■ **What is expected**: Type the records out again in full, exactly.

[Dataset records]
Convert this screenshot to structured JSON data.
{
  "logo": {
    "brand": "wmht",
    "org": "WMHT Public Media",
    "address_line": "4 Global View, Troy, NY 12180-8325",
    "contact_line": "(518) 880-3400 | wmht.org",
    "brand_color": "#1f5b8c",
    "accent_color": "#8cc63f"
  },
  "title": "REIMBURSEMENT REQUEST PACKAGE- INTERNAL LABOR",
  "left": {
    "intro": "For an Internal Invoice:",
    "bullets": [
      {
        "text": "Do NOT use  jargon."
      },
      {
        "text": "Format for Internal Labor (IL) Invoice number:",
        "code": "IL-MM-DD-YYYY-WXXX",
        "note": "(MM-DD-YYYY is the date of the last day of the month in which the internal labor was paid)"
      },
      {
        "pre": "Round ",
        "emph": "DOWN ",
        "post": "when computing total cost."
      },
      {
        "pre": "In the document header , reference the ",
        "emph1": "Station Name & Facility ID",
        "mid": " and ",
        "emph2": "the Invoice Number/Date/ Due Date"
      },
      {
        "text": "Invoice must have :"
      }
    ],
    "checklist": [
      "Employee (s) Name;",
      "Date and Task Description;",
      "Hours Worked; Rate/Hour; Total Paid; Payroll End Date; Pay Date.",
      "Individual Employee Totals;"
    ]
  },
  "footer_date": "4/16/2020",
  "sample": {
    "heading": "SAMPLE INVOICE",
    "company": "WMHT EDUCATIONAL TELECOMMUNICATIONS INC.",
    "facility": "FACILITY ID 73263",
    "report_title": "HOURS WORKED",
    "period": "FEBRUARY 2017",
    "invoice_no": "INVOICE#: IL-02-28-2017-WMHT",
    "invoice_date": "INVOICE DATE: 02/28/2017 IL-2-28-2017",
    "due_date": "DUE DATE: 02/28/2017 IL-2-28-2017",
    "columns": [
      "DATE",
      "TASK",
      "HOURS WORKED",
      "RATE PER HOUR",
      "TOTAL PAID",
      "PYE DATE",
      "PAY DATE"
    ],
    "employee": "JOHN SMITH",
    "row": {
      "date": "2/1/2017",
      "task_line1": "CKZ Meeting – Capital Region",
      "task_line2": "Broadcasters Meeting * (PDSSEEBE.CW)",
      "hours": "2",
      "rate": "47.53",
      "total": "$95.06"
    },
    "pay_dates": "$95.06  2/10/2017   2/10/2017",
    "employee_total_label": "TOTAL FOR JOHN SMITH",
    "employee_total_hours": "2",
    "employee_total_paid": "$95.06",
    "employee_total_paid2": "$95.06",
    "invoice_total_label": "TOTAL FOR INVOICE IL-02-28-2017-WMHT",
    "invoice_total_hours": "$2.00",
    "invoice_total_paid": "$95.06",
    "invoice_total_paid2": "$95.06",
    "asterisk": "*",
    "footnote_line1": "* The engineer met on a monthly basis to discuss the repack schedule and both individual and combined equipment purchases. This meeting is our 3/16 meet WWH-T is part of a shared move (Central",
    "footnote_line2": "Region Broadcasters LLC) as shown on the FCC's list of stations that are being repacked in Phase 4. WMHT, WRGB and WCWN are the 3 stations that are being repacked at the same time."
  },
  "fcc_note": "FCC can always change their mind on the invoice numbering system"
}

■ **Exercise output**:
Convert this screenshot to structured JSON data.
{
  "logo": {
    "brand": "wmht",
    "org": "WMHT Public Media",
    "address_line": "4 Global View, Troy, NY 12180-8325",
    "contact_line": "(518) 880-3400 | wmht.org",
    "brand_color": "#1f5b8c",
    "accent_color": "#8cc63f"
  },
  "title": "REIMBURSEMENT REQUEST PACKAGE- INTERNAL LABOR",
  "left": {
    "intro": "For an Internal Invoice:",
    "bullets": [
      {
        "text": "Do NOT use  jargon."
      },
      {
        "text": "Format for Internal Labor (IL) Invoice number:",
        "code": "IL-MM-DD-YYYY-WXXX",
        "note": "(MM-DD-YYYY is the date of the last day of the month in which the internal labor was paid)"
      },
      {
        "pre": "Round ",
        "emph": "DOWN ",
        "post": "when computing total cost."
      },
      {
        "pre": "In the document header , reference the ",
        "emph1": "Station Name & Facility ID",
        "mid": " and ",
        "emph2": "the Invoice Number/Date/ Due Date"
      },
      {
        "text": "Invoice must have :"
      }
    ],
    "checklist": [
      "Employee (s) Name;",
      "Date and Task Description;",
      "Hours Worked; Rate/Hour; Total Paid; Payroll End Date; Pay Date.",
      "Individual Employee Totals;"
    ]
  },
  "footer_date": "4/16/2020",
  "sample": {
    "heading": "SAMPLE INVOICE",
    "company": "WMHT EDUCATIONAL TELECOMMUNICATIONS INC.",
    "facility": "FACILITY ID 73263",
    "report_title": "HOURS WORKED",
    "period": "FEBRUARY 2017",
    "invoice_no": "INVOICE#: IL-02-28-2017-WMHT",
    "invoice_date": "INVOICE DATE: 02/28/2017 IL-2-28-2017",
    "due_date": "DUE DATE: 02/28/2017 IL-2-28-2017",
    "columns": [
      "DATE",
      "TASK",
      "HOURS WORKED",
      "RATE PER HOUR",
      "TOTAL PAID",
      "PYE DATE",
      "PAY DATE"
    ],
    "employee": "JOHN SMITH",
    "row": {
      "date": "2/1/2017",
      "task_line1": "CKZ Meeting – Capital Region",
      "task_line2": "Broadcasters Meeting * (PDSSEEBE.CW)",
      "hours": "2",
      "rate": "47.53",
      "total": "$95.06"
    },
    "pay_dates": "$95.06  2/10/2017   2/10/2017",
    "employee_total_label": "TOTAL FOR JOHN SMITH",
    "employee_total_hours": "2",
    "employee_total_paid": "$95.06",
    "employee_total_paid2": "$95.06",
    "invoice_total_label": "TOTAL FOR INVOICE IL-02-28-2017-WMHT",
    "invoice_total_hours": "$2.00",
    "invoice_total_paid": "$95.06",
    "invoice_total_paid2": "$95.06",
    "asterisk": "*",
    "footnote_line1": "* The engineer met on a monthly basis to discuss the repack schedule and both individual and combined equipment purchases. This meeting is our 3/16 meet WWH-T is part of a shared move (Central",
    "footnote_line2": "Region Broadcasters LLC) as shown on the FCC's list of stations that are being repacked in Phase 4. WMHT, WRGB and WCWN are the 3 stations that are being repacked at the same time."
  },
  "fcc_note": "FCC can always change their mind on the invoice numbering system"
}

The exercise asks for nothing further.